** START Provided data **

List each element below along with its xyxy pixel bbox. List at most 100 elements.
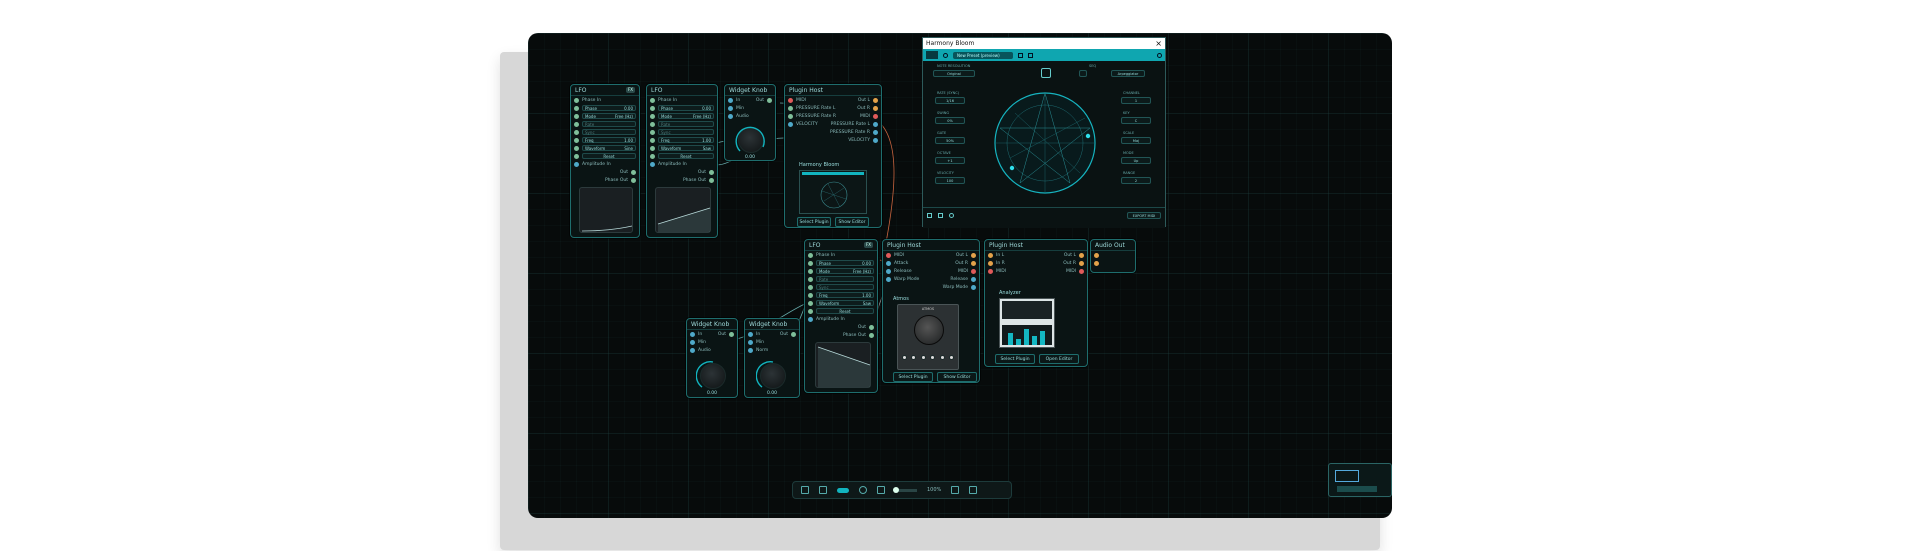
node-row[interactable]: Rate [805,275,877,283]
node-canvas[interactable]: LFO FX Phase In Phase 0.00 Mode Free (Hz) R… [528,33,1392,518]
input-port[interactable] [574,153,579,159]
input-port[interactable] [886,276,891,282]
input-port[interactable] [650,129,655,135]
param-field[interactable]: Up [1121,157,1151,164]
param-field[interactable]: Phase 0.00 [658,105,714,111]
search-icon[interactable] [859,486,867,494]
input-port[interactable] [690,339,695,345]
node-row[interactable]: Amplitude In [647,160,717,168]
select-plugin-button[interactable]: Select Plugin [995,354,1035,364]
node-row[interactable]: Phase 0.00 [647,104,717,112]
param-field[interactable]: 100 [935,177,965,184]
node-row[interactable]: Freq 1.00 [805,291,877,299]
node-row[interactable]: Reset [805,307,877,315]
export-midi-button[interactable]: EXPORT MIDI [1127,212,1161,219]
plugin-preview-thumbnail[interactable]: ATMOS [897,304,959,370]
param-dropdown[interactable]: Arpeggiator [1111,70,1145,77]
node-row[interactable]: Warp Mode [883,283,979,291]
input-port[interactable] [748,331,753,337]
output-port[interactable] [791,331,796,337]
small-knob[interactable] [930,355,936,360]
node-row[interactable]: Audio [725,112,775,120]
node-row[interactable]: Attack Out R [883,259,979,267]
node-row[interactable]: In R Out R [985,259,1087,267]
plugin-preview-thumbnail[interactable] [999,298,1055,348]
input-port[interactable] [650,113,655,119]
node-row[interactable]: Out [647,168,717,176]
small-knob[interactable] [902,355,907,360]
output-port[interactable] [971,252,976,258]
param-field[interactable]: Rate [816,276,874,282]
dice-icon[interactable] [1041,68,1051,78]
node-title[interactable]: Audio Out [1091,240,1135,251]
param-field[interactable]: Sync [816,284,874,290]
input-port[interactable] [650,161,655,167]
output-port[interactable] [631,177,636,183]
harmony-wheel-visualizer[interactable] [990,88,1100,198]
node-row[interactable]: Warp Mode Release [883,275,979,283]
node-row[interactable]: PRESSURE Rate R [785,128,881,136]
select-plugin-button[interactable]: Select Plugin [797,217,831,227]
input-port[interactable] [650,145,655,151]
input-port[interactable] [808,308,813,314]
param-field[interactable]: Freq 1.00 [816,292,874,298]
node-row[interactable]: Out [571,168,639,176]
close-icon[interactable]: × [1155,39,1162,48]
zoom-slider[interactable] [893,486,917,493]
rotary-knob[interactable] [914,315,944,345]
reset-button[interactable]: Reset [582,153,636,159]
preset-dropdown[interactable]: New Preset (preview) [953,51,1013,59]
widget-knob-node-c[interactable]: Widget Knob In Out Min Norm 0.00 [744,318,800,398]
undo-icon[interactable] [1018,52,1023,58]
plugin-host-node-a[interactable]: Plugin Host MIDI Out L PRESSURE Rate L Out… [784,84,882,228]
input-port[interactable] [574,113,579,119]
node-row[interactable]: VELOCITY PRESSURE Rate L [785,120,881,128]
param-field[interactable]: 0% [935,117,965,124]
input-port[interactable] [574,121,579,127]
widget-knob-node-b[interactable]: Widget Knob In Out Min Audio 0.00 [686,318,738,398]
input-port[interactable] [808,316,813,322]
node-row[interactable]: In Out [745,330,799,338]
output-port[interactable] [873,121,878,127]
input-port[interactable] [650,105,655,111]
param-dropdown[interactable]: Mode Free (Hz) [582,113,636,119]
small-knob[interactable] [920,355,926,360]
node-row[interactable]: PRESSURE Rate L Out R [785,104,881,112]
node-row[interactable]: Rate [571,120,639,128]
input-port[interactable] [650,121,655,127]
node-row[interactable]: MIDI MIDI [985,267,1087,275]
input-port[interactable] [808,284,813,290]
node-title[interactable]: Plugin Host [785,85,881,96]
param-dropdown[interactable]: Waveform Saw [816,300,874,306]
output-port[interactable] [971,276,976,282]
grid-icon[interactable] [801,486,809,494]
node-row[interactable]: Reset [647,152,717,160]
output-port[interactable] [873,105,878,111]
param-field[interactable]: Freq 1.00 [658,137,714,143]
node-title[interactable]: Widget Knob [687,319,737,330]
input-port[interactable] [886,268,891,274]
input-port[interactable] [650,153,655,159]
output-port[interactable] [767,97,772,103]
output-port[interactable] [873,97,878,103]
lfo-node-a[interactable]: LFO FX Phase In Phase 0.00 Mode Free (Hz) R… [570,84,640,238]
param-dropdown[interactable]: Waveform Sine [582,145,636,151]
input-port[interactable] [1094,252,1099,258]
node-title[interactable]: LFO FX [805,240,877,251]
output-port[interactable] [869,332,874,338]
gear-icon[interactable] [1157,52,1162,58]
input-port[interactable] [808,276,813,282]
input-port[interactable] [690,347,695,353]
input-port[interactable] [650,137,655,143]
power-icon[interactable] [943,52,948,58]
node-row[interactable]: Phase 0.00 [571,104,639,112]
small-knob[interactable] [911,355,917,360]
node-title[interactable]: LFO FX [571,85,639,96]
plugin-host-node-c[interactable]: Plugin Host In L Out L In R Out R MIDI MIDI… [984,239,1088,367]
input-port[interactable] [728,105,733,111]
output-port[interactable] [631,169,636,175]
param-field[interactable]: 2 [1121,177,1151,184]
node-row[interactable] [1091,251,1135,259]
input-port[interactable] [988,252,993,258]
node-row[interactable]: Phase 0.00 [805,259,877,267]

** END Provided data **

Copy out all the lines above, switching each "Select Plugin" to "Choose Plugin" and changing nothing else. Leave the pictures out.

Worked answer>
List each element below along with its xyxy pixel bbox. List at most 100 elements.
node-row[interactable]: Rate [805,275,877,283]
node-canvas[interactable]: LFO FX Phase In Phase 0.00 Mode Free (Hz) R… [528,33,1392,518]
input-port[interactable] [574,153,579,159]
input-port[interactable] [886,276,891,282]
input-port[interactable] [650,129,655,135]
param-field[interactable]: Up [1121,157,1151,164]
param-field[interactable]: Phase 0.00 [658,105,714,111]
search-icon[interactable] [859,486,867,494]
input-port[interactable] [690,339,695,345]
node-row[interactable]: Amplitude In [647,160,717,168]
select-plugin-button[interactable]: Choose Plugin [995,354,1035,364]
node-row[interactable]: Phase 0.00 [647,104,717,112]
param-field[interactable]: 100 [935,177,965,184]
node-row[interactable]: Freq 1.00 [805,291,877,299]
node-row[interactable]: Reset [805,307,877,315]
export-midi-button[interactable]: EXPORT MIDI [1127,212,1161,219]
plugin-preview-thumbnail[interactable]: ATMOS [897,304,959,370]
param-dropdown[interactable]: Arpeggiator [1111,70,1145,77]
node-row[interactable]: Warp Mode [883,283,979,291]
input-port[interactable] [748,331,753,337]
output-port[interactable] [791,331,796,337]
small-knob[interactable] [930,355,936,360]
node-row[interactable]: Audio [725,112,775,120]
node-row[interactable]: Attack Out R [883,259,979,267]
node-row[interactable]: In R Out R [985,259,1087,267]
plugin-preview-thumbnail[interactable] [999,298,1055,348]
input-port[interactable] [650,113,655,119]
node-row[interactable]: Out [647,168,717,176]
small-knob[interactable] [902,355,907,360]
output-port[interactable] [971,252,976,258]
param-field[interactable]: Rate [816,276,874,282]
dice-icon[interactable] [1041,68,1051,78]
node-title[interactable]: Audio Out [1091,240,1135,251]
param-field[interactable]: Sync [816,284,874,290]
input-port[interactable] [650,161,655,167]
output-port[interactable] [631,177,636,183]
harmony-wheel-visualizer[interactable] [990,88,1100,198]
node-row[interactable]: Warp Mode Release [883,275,979,283]
node-row[interactable]: PRESSURE Rate R [785,128,881,136]
select-plugin-button[interactable]: Choose Plugin [797,217,831,227]
input-port[interactable] [650,145,655,151]
input-port[interactable] [808,308,813,314]
param-field[interactable]: Freq 1.00 [816,292,874,298]
node-row[interactable]: Out [571,168,639,176]
close-icon[interactable]: × [1155,39,1162,48]
zoom-slider[interactable] [893,486,917,493]
rotary-knob[interactable] [914,315,944,345]
reset-button[interactable]: Reset [582,153,636,159]
preset-dropdown[interactable]: New Preset (preview) [953,51,1013,59]
widget-knob-node-c[interactable]: Widget Knob In Out Min Norm 0.00 [744,318,800,398]
undo-icon[interactable] [1018,52,1023,58]
plugin-host-node-a[interactable]: Plugin Host MIDI Out L PRESSURE Rate L Out… [784,84,882,228]
input-port[interactable] [574,113,579,119]
node-row[interactable]: VELOCITY PRESSURE Rate L [785,120,881,128]
param-field[interactable]: 0% [935,117,965,124]
input-port[interactable] [574,121,579,127]
widget-knob-node-b[interactable]: Widget Knob In Out Min Audio 0.00 [686,318,738,398]
input-port[interactable] [808,316,813,322]
node-row[interactable]: In Out [745,330,799,338]
output-port[interactable] [873,121,878,127]
input-port[interactable] [650,105,655,111]
param-dropdown[interactable]: Mode Free (Hz) [582,113,636,119]
small-knob[interactable] [920,355,926,360]
node-row[interactable]: PRESSURE Rate L Out R [785,104,881,112]
node-row[interactable]: Rate [571,120,639,128]
input-port[interactable] [650,121,655,127]
node-row[interactable]: MIDI MIDI [985,267,1087,275]
input-port[interactable] [808,284,813,290]
node-title[interactable]: Plugin Host [785,85,881,96]
param-dropdown[interactable]: Waveform Saw [816,300,874,306]
output-port[interactable] [971,276,976,282]
grid-icon[interactable] [801,486,809,494]
node-row[interactable]: Reset [647,152,717,160]
output-port[interactable] [873,105,878,111]
param-field[interactable]: Freq 1.00 [658,137,714,143]
node-title[interactable]: Widget Knob [687,319,737,330]
input-port[interactable] [886,268,891,274]
input-port[interactable] [650,153,655,159]
output-port[interactable] [767,97,772,103]
output-port[interactable] [873,97,878,103]
lfo-node-a[interactable]: LFO FX Phase In Phase 0.00 Mode Free (Hz) R… [570,84,640,238]
param-dropdown[interactable]: Waveform Sine [582,145,636,151]
input-port[interactable] [1094,252,1099,258]
node-title[interactable]: LFO FX [805,240,877,251]
output-port[interactable] [869,332,874,338]
gear-icon[interactable] [1157,52,1162,58]
input-port[interactable] [808,276,813,282]
input-port[interactable] [690,347,695,353]
input-port[interactable] [650,137,655,143]
power-icon[interactable] [943,52,948,58]
node-row[interactable]: Phase 0.00 [571,104,639,112]
small-knob[interactable] [911,355,917,360]
node-title[interactable]: LFO FX [571,85,639,96]
plugin-host-node-c[interactable]: Plugin Host In L Out L In R Out R MIDI MIDI… [984,239,1088,367]
input-port[interactable] [728,105,733,111]
output-port[interactable] [631,169,636,175]
param-field[interactable]: 2 [1121,177,1151,184]
node-row[interactable] [1091,251,1135,259]
input-port[interactable] [988,252,993,258]
node-row[interactable]: Phase 0.00 [805,259,877,267]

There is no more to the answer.